Work to be completed ::
Lay out the lines below as a JSON list of strings, one string for each line, leaving out blank lines.

***

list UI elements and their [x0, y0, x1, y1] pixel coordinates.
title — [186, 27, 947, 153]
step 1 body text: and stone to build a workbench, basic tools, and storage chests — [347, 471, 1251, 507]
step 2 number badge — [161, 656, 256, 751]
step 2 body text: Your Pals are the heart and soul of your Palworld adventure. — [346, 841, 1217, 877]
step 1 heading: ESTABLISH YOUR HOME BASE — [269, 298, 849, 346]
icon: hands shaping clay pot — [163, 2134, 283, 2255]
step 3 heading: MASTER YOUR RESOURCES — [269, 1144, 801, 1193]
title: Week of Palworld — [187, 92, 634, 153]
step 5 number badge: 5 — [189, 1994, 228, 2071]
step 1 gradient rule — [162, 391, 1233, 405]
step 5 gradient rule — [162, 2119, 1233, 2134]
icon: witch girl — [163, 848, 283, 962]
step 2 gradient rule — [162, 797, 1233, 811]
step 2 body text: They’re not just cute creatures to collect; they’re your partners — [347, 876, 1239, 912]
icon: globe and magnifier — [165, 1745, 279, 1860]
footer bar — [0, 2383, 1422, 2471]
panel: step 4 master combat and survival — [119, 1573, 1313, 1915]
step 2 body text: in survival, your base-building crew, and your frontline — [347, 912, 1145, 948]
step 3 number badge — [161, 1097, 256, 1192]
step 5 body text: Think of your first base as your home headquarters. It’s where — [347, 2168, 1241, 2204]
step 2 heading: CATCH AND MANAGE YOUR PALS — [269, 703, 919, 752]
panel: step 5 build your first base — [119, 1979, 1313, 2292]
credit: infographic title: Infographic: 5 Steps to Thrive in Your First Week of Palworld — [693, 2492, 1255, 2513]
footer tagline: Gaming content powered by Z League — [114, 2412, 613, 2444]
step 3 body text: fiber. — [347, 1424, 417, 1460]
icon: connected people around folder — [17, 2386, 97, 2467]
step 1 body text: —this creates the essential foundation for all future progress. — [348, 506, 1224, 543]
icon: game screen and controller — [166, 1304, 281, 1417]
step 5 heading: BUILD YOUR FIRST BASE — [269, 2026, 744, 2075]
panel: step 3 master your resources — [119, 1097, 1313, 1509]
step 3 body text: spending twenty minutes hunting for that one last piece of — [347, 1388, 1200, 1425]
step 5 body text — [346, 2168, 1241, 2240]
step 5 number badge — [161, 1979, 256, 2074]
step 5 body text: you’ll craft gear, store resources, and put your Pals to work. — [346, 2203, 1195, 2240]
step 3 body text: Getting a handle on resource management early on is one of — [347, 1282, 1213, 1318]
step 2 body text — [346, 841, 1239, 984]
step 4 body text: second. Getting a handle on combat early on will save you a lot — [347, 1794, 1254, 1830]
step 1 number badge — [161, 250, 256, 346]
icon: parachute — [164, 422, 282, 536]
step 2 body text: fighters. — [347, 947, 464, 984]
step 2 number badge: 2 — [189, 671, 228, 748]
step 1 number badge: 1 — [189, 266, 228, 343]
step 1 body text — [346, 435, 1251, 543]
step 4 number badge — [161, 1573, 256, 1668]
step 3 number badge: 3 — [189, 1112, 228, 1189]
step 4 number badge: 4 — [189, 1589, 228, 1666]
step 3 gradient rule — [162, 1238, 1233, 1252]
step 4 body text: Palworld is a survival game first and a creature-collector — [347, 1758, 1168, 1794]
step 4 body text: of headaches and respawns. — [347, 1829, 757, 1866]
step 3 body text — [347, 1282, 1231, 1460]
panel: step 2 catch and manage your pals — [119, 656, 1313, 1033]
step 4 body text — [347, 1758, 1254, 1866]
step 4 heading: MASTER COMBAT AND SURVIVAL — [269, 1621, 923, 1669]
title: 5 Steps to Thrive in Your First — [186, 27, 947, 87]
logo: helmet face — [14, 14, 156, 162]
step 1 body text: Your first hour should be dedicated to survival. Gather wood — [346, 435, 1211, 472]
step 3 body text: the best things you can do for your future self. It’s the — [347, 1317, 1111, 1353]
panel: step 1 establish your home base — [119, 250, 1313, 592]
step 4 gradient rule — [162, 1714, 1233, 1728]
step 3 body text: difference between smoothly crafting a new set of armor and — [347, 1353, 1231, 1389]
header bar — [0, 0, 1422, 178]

***

Final answer ::
[
  "list UI elements and their [x0, y0, x1, y1] pixel coordinates.",
  "title — [186, 27, 947, 153]",
  "step 1 body text: and stone to build a workbench, basic tools, and storage chests — [347, 471, 1251, 507]",
  "step 2 number badge — [161, 656, 256, 751]",
  "step 2 body text: Your Pals are the heart and soul of your Palworld adventure. — [346, 841, 1217, 877]",
  "step 1 heading: ESTABLISH YOUR HOME BASE — [269, 298, 849, 346]",
  "icon: hands shaping clay pot — [163, 2134, 283, 2255]",
  "step 3 heading: MASTER YOUR RESOURCES — [269, 1144, 801, 1193]",
  "title: Week of Palworld — [187, 92, 634, 153]",
  "step 5 number badge: 5 — [189, 1994, 228, 2071]",
  "step 1 gradient rule — [162, 391, 1233, 405]",
  "step 5 gradient rule — [162, 2119, 1233, 2134]",
  "icon: witch girl — [163, 848, 283, 962]",
  "step 2 gradient rule — [162, 797, 1233, 811]",
  "step 2 body text: They’re not just cute creatures to collect; they’re your partners — [347, 876, 1239, 912]",
  "icon: globe and magnifier — [165, 1745, 279, 1860]",
  "footer bar — [0, 2383, 1422, 2471]",
  "panel: step 4 master combat and survival — [119, 1573, 1313, 1915]",
  "step 2 body text: in survival, your base-building crew, and your frontline — [347, 912, 1145, 948]",
  "step 3 number badge — [161, 1097, 256, 1192]",
  "step 5 body text: Think of your first base as your home headquarters. It’s where — [347, 2168, 1241, 2204]",
  "step 2 heading: CATCH AND MANAGE YOUR PALS — [269, 703, 919, 752]",
  "panel: step 5 build your first base — [119, 1979, 1313, 2292]",
  "credit: infographic title: Infographic: 5 Steps to Thrive in Your First Week of Palworld — [693, 2492, 1255, 2513]",
  "footer tagline: Gaming content powered by Z League — [114, 2412, 613, 2444]",
  "step 3 body text: fiber. — [347, 1424, 417, 1460]",
  "icon: connected people around folder — [17, 2386, 97, 2467]",
  "step 1 body text: —this creates the essential foundation for all future progress. — [348, 506, 1224, 543]",
  "icon: game screen and controller — [166, 1304, 281, 1417]",
  "step 5 heading: BUILD YOUR FIRST BASE — [269, 2026, 744, 2075]",
  "panel: step 3 master your resources — [119, 1097, 1313, 1509]",
  "step 3 body text: spending twenty minutes hunting for that one last piece of — [347, 1388, 1200, 1425]",
  "step 5 body text — [346, 2168, 1241, 2240]",
  "step 5 number badge — [161, 1979, 256, 2074]",
  "step 5 body text: you’ll craft gear, store resources, and put your Pals to work. — [346, 2203, 1195, 2240]",
  "step 3 body text: Getting a handle on resource management early on is one of — [347, 1282, 1213, 1318]",
  "step 2 body text — [346, 841, 1239, 984]",
  "step 4 body text: second. Getting a handle on combat early on will save you a lot — [347, 1794, 1254, 1830]",
  "step 1 number badge — [161, 250, 256, 346]",
  "icon: parachute — [164, 422, 282, 536]",
  "step 2 body text: fighters. — [347, 947, 464, 984]",
  "step 2 number badge: 2 — [189, 671, 228, 748]",
  "step 1 number badge: 1 — [189, 266, 228, 343]",
  "step 1 body text — [346, 435, 1251, 543]",
  "step 4 number badge — [161, 1573, 256, 1668]",
  "step 3 number badge: 3 — [189, 1112, 228, 1189]",
  "step 4 number badge: 4 — [189, 1589, 228, 1666]",
  "step 3 gradient rule — [162, 1238, 1233, 1252]",
  "step 4 body text: Palworld is a survival game first and a creature-collector — [347, 1758, 1168, 1794]",
  "step 4 body text: of headaches and respawns. — [347, 1829, 757, 1866]",
  "step 3 body text — [347, 1282, 1231, 1460]",
  "panel: step 2 catch and manage your pals — [119, 656, 1313, 1033]",
  "step 4 body text — [347, 1758, 1254, 1866]",
  "step 4 heading: MASTER COMBAT AND SURVIVAL — [269, 1621, 923, 1669]",
  "title: 5 Steps to Thrive in Your First — [186, 27, 947, 87]",
  "logo: helmet face — [14, 14, 156, 162]",
  "step 1 body text: Your first hour should be dedicated to survival. Gather wood — [346, 435, 1211, 472]",
  "step 3 body text: the best things you can do for your future self. It’s the — [347, 1317, 1111, 1353]",
  "panel: step 1 establish your home base — [119, 250, 1313, 592]",
  "step 4 gradient rule — [162, 1714, 1233, 1728]",
  "step 3 body text: difference between smoothly crafting a new set of armor and — [347, 1353, 1231, 1389]",
  "header bar — [0, 0, 1422, 178]"
]